Given task:
Track down each line that has the word "JSON" and copy it.

Records for the exercise:
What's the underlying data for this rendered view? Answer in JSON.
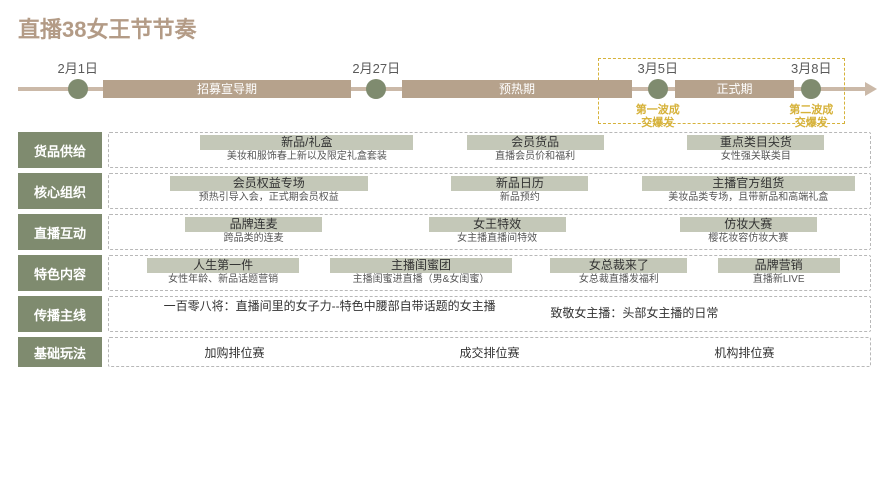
{
  "title": "直播38女王节节奏",
  "colors": {
    "title": "#b39b86",
    "axis": "#cbb9a8",
    "segment": "#b6a28c",
    "dot": "#7f8b6f",
    "rowLabelBg": "#7f8b6f",
    "itemTitleBg": "#c4c8b8",
    "dashBorder": "#b8b8b8",
    "highlight": "#d6b23a"
  },
  "timeline": {
    "dates": [
      {
        "label": "2月1日",
        "pct": 7
      },
      {
        "label": "2月27日",
        "pct": 42
      },
      {
        "label": "3月5日",
        "pct": 75
      },
      {
        "label": "3月8日",
        "pct": 93
      }
    ],
    "segments": [
      {
        "label": "招募宣导期",
        "left_pct": 10,
        "width_pct": 29
      },
      {
        "label": "预热期",
        "left_pct": 45,
        "width_pct": 27
      },
      {
        "label": "正式期",
        "left_pct": 77,
        "width_pct": 14
      }
    ],
    "highlight_box": {
      "left_pct": 68,
      "width_pct": 29
    },
    "bursts": [
      {
        "line1": "第一波成",
        "line2": "交爆发",
        "pct": 75
      },
      {
        "line1": "第二波成",
        "line2": "交爆发",
        "pct": 93
      }
    ]
  },
  "rows": [
    {
      "label": "货品供给",
      "items": [
        {
          "title": "新品/礼盒",
          "sub": "美妆和服饰春上新以及限定礼盒套装",
          "left_pct": 12,
          "width_pct": 28
        },
        {
          "title": "会员货品",
          "sub": "直播会员价和福利",
          "left_pct": 47,
          "width_pct": 18
        },
        {
          "title": "重点类目尖货",
          "sub": "女性强关联类目",
          "left_pct": 76,
          "width_pct": 18
        }
      ]
    },
    {
      "label": "核心组织",
      "items": [
        {
          "title": "会员权益专场",
          "sub": "预热引导入会，正式期会员权益",
          "left_pct": 8,
          "width_pct": 26
        },
        {
          "title": "新品日历",
          "sub": "新品预约",
          "left_pct": 45,
          "width_pct": 18
        },
        {
          "title": "主播官方组货",
          "sub": "美妆品类专场，且带新品和高端礼盒",
          "left_pct": 70,
          "width_pct": 28
        }
      ]
    },
    {
      "label": "直播互动",
      "items": [
        {
          "title": "品牌连麦",
          "sub": "跨品类的连麦",
          "left_pct": 10,
          "width_pct": 18
        },
        {
          "title": "女王特效",
          "sub": "女主播直播间特效",
          "left_pct": 42,
          "width_pct": 18
        },
        {
          "title": "仿妆大赛",
          "sub": "樱花妆容仿妆大赛",
          "left_pct": 75,
          "width_pct": 18
        }
      ]
    },
    {
      "label": "特色内容",
      "items": [
        {
          "title": "人生第一件",
          "sub": "女性年龄、新品话题营销",
          "left_pct": 5,
          "width_pct": 20
        },
        {
          "title": "主播闺蜜团",
          "sub": "主播闺蜜进直播（男&女闺蜜）",
          "left_pct": 29,
          "width_pct": 24
        },
        {
          "title": "女总裁来了",
          "sub": "女总裁直播发福利",
          "left_pct": 58,
          "width_pct": 18
        },
        {
          "title": "品牌营销",
          "sub": "直播新LIVE",
          "left_pct": 80,
          "width_pct": 16
        }
      ]
    }
  ],
  "row_plain": {
    "label": "传播主线",
    "texts": [
      {
        "text": "一百零八将：直播间里的女子力--特色中腰部自带话题的女主播",
        "left_pct": 6,
        "multiline": true
      },
      {
        "text": "致敬女主播：头部女主播的日常",
        "left_pct": 58
      }
    ]
  },
  "row_bottom": {
    "label": "基础玩法",
    "halves": [
      {
        "text": "加购排位赛",
        "left_pct": 0,
        "width_pct": 33
      },
      {
        "text": "成交排位赛",
        "left_pct": 33,
        "width_pct": 34
      },
      {
        "text": "机构排位赛",
        "left_pct": 67,
        "width_pct": 33
      }
    ]
  }
}
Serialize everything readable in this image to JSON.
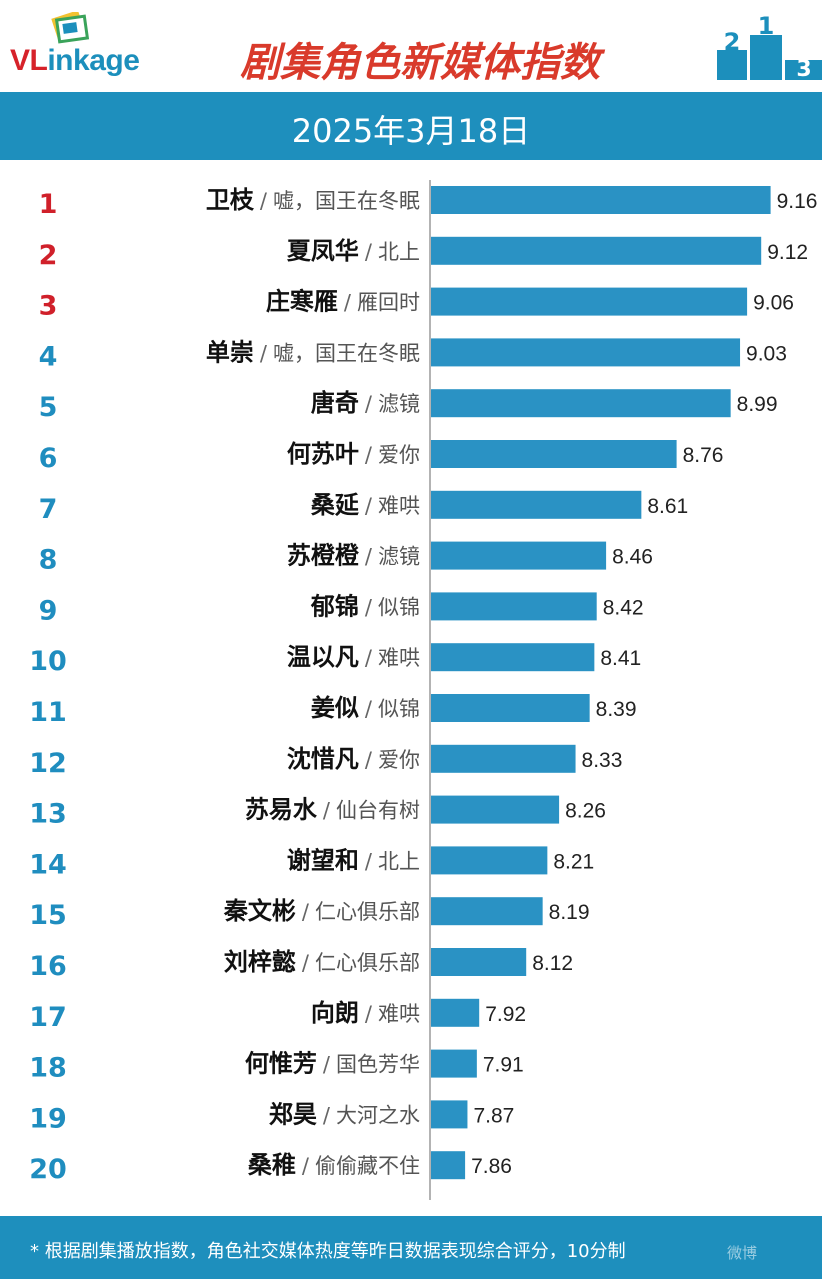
{
  "header": {
    "logo": {
      "prefix": "VL",
      "suffix": "inkage"
    },
    "title": "剧集角色新媒体指数",
    "date": "2025年3月18日",
    "podium_digits": [
      "2",
      "1",
      "3"
    ]
  },
  "colors": {
    "bar": "#2a92c4",
    "band": "#1e8fbd",
    "rank_top": "#d0202a",
    "rank_rest": "#1f8dbf",
    "title": "#d93a2b"
  },
  "chart_data": {
    "type": "bar",
    "orientation": "horizontal",
    "categories": [
      {
        "rank": "1",
        "character": "卫枝",
        "show": "嘘，国王在冬眠"
      },
      {
        "rank": "2",
        "character": "夏凤华",
        "show": "北上"
      },
      {
        "rank": "3",
        "character": "庄寒雁",
        "show": "雁回时"
      },
      {
        "rank": "4",
        "character": "单崇",
        "show": "嘘，国王在冬眠"
      },
      {
        "rank": "5",
        "character": "唐奇",
        "show": "滤镜"
      },
      {
        "rank": "6",
        "character": "何苏叶",
        "show": "爱你"
      },
      {
        "rank": "7",
        "character": "桑延",
        "show": "难哄"
      },
      {
        "rank": "8",
        "character": "苏橙橙",
        "show": "滤镜"
      },
      {
        "rank": "9",
        "character": "郁锦",
        "show": "似锦"
      },
      {
        "rank": "10",
        "character": "温以凡",
        "show": "难哄"
      },
      {
        "rank": "11",
        "character": "姜似",
        "show": "似锦"
      },
      {
        "rank": "12",
        "character": "沈惜凡",
        "show": "爱你"
      },
      {
        "rank": "13",
        "character": "苏易水",
        "show": "仙台有树"
      },
      {
        "rank": "14",
        "character": "谢望和",
        "show": "北上"
      },
      {
        "rank": "15",
        "character": "秦文彬",
        "show": "仁心俱乐部"
      },
      {
        "rank": "16",
        "character": "刘梓懿",
        "show": "仁心俱乐部"
      },
      {
        "rank": "17",
        "character": "向朗",
        "show": "难哄"
      },
      {
        "rank": "18",
        "character": "何惟芳",
        "show": "国色芳华"
      },
      {
        "rank": "19",
        "character": "郑昊",
        "show": "大河之水"
      },
      {
        "rank": "20",
        "character": "桑稚",
        "show": "偷偷藏不住"
      }
    ],
    "values": [
      9.16,
      9.12,
      9.06,
      9.03,
      8.99,
      8.76,
      8.61,
      8.46,
      8.42,
      8.41,
      8.39,
      8.33,
      8.26,
      8.21,
      8.19,
      8.12,
      7.92,
      7.91,
      7.87,
      7.86
    ],
    "value_labels": [
      "9.16",
      "9.12",
      "9.06",
      "9.03",
      "8.99",
      "8.76",
      "8.61",
      "8.46",
      "8.42",
      "8.41",
      "8.39",
      "8.33",
      "8.26",
      "8.21",
      "8.19",
      "8.12",
      "7.92",
      "7.91",
      "7.87",
      "7.86"
    ],
    "separator": "/",
    "top_ranks_highlighted": 3,
    "grid": false,
    "legend": false
  },
  "footer": {
    "note": "* 根据剧集播放指数，角色社交媒体热度等昨日数据表现综合评分，10分制",
    "watermark": "微博"
  }
}
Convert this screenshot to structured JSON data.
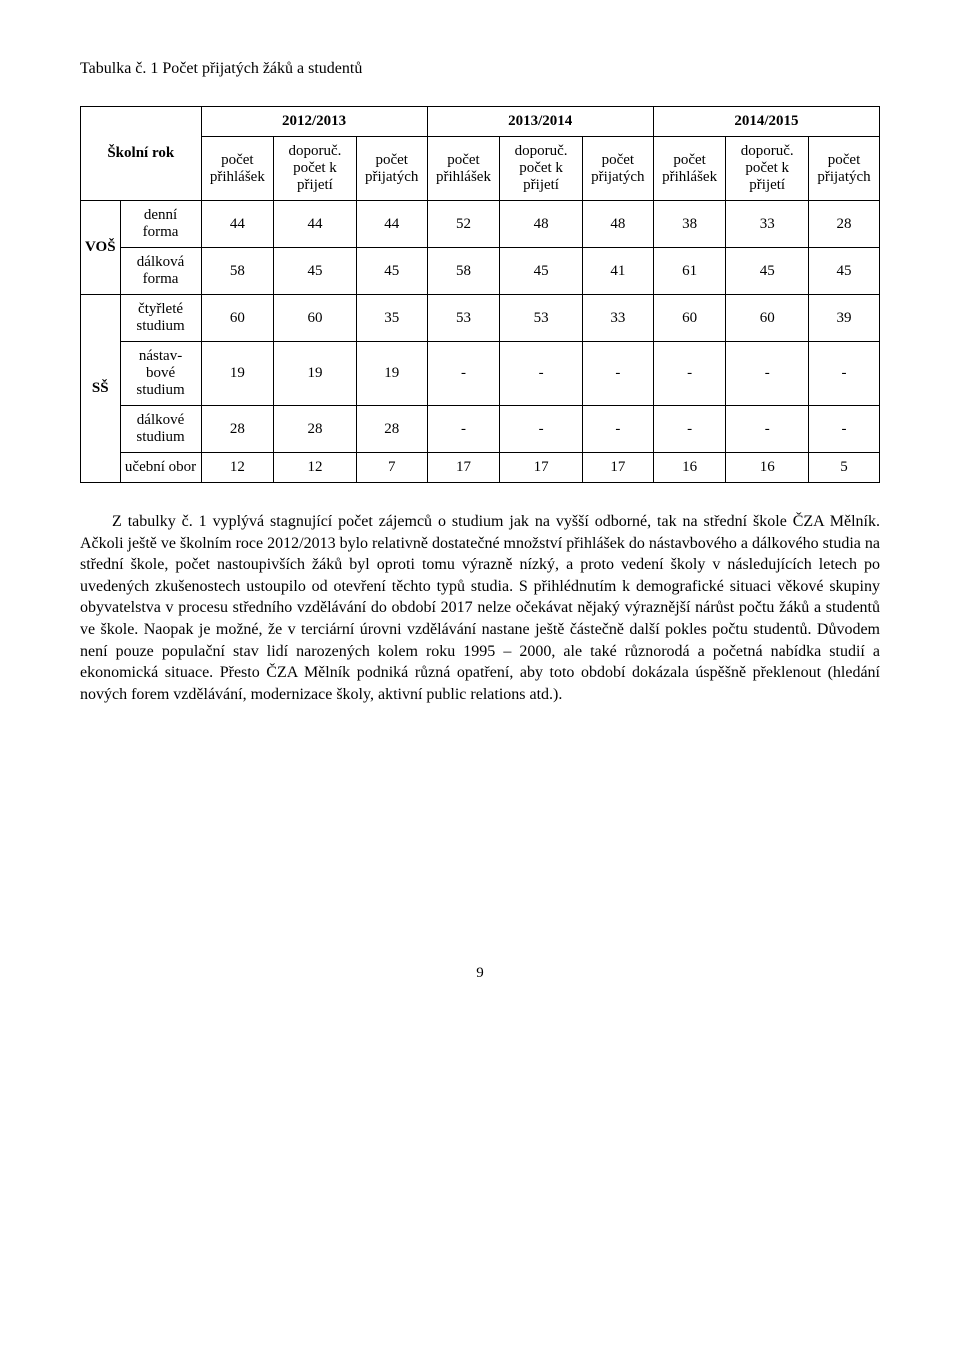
{
  "title": "Tabulka č. 1 Počet přijatých žáků a studentů",
  "table": {
    "schoolYearLabel": "Školní rok",
    "years": [
      "2012/2013",
      "2013/2014",
      "2014/2015"
    ],
    "subheaders": [
      "počet přihlášek",
      "doporuč. počet k přijetí",
      "počet přijatých"
    ],
    "groups": [
      {
        "code": "VOŠ",
        "rows": [
          {
            "label": "denní forma",
            "values": [
              44,
              44,
              44,
              52,
              48,
              48,
              38,
              33,
              28
            ]
          },
          {
            "label": "dálková forma",
            "values": [
              58,
              45,
              45,
              58,
              45,
              41,
              61,
              45,
              45
            ]
          }
        ]
      },
      {
        "code": "SŠ",
        "rows": [
          {
            "label": "čtyřleté studium",
            "values": [
              60,
              60,
              35,
              53,
              53,
              33,
              60,
              60,
              39
            ]
          },
          {
            "label": "nástav-bové studium",
            "values": [
              19,
              19,
              19,
              "-",
              "-",
              "-",
              "-",
              "-",
              "-"
            ]
          },
          {
            "label": "dálkové studium",
            "values": [
              28,
              28,
              28,
              "-",
              "-",
              "-",
              "-",
              "-",
              "-"
            ]
          },
          {
            "label": "učební obor",
            "values": [
              12,
              12,
              7,
              17,
              17,
              17,
              16,
              16,
              5
            ]
          }
        ]
      }
    ]
  },
  "paragraph": "Z tabulky č. 1 vyplývá stagnující počet zájemců o studium jak na vyšší odborné, tak na střední škole ČZA Mělník. Ačkoli ještě ve školním roce 2012/2013 bylo relativně dostatečné množství přihlášek do nástavbového a dálkového studia na střední škole, počet nastoupivších žáků byl oproti tomu výrazně nízký, a proto vedení školy v následujících letech po uvedených zkušenostech ustoupilo od otevření těchto typů studia. S přihlédnutím k demografické situaci věkové skupiny obyvatelstva v procesu středního vzdělávání do období 2017 nelze očekávat nějaký výraznější nárůst počtu žáků a studentů ve škole. Naopak je možné, že v terciární úrovni vzdělávání nastane ještě částečně další pokles počtu studentů. Důvodem není pouze populační stav lidí narozených kolem roku 1995 – 2000, ale také různorodá a početná nabídka studií a ekonomická situace. Přesto ČZA Mělník podniká různá opatření, aby toto období dokázala úspěšně překlenout (hledání nových forem vzdělávání, modernizace školy, aktivní public relations atd.).",
  "pageNumber": "9"
}
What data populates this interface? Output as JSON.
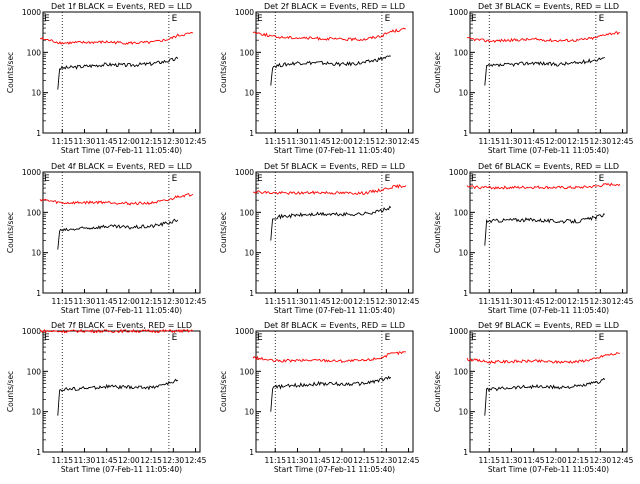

Solution for this problem:
What's the underlying data for this rendered view? Answer in JSON.
Serialize everything readable in this image to JSON.
Convert this screenshot to structured JSON data.
What data populates this interface? Output as JSON.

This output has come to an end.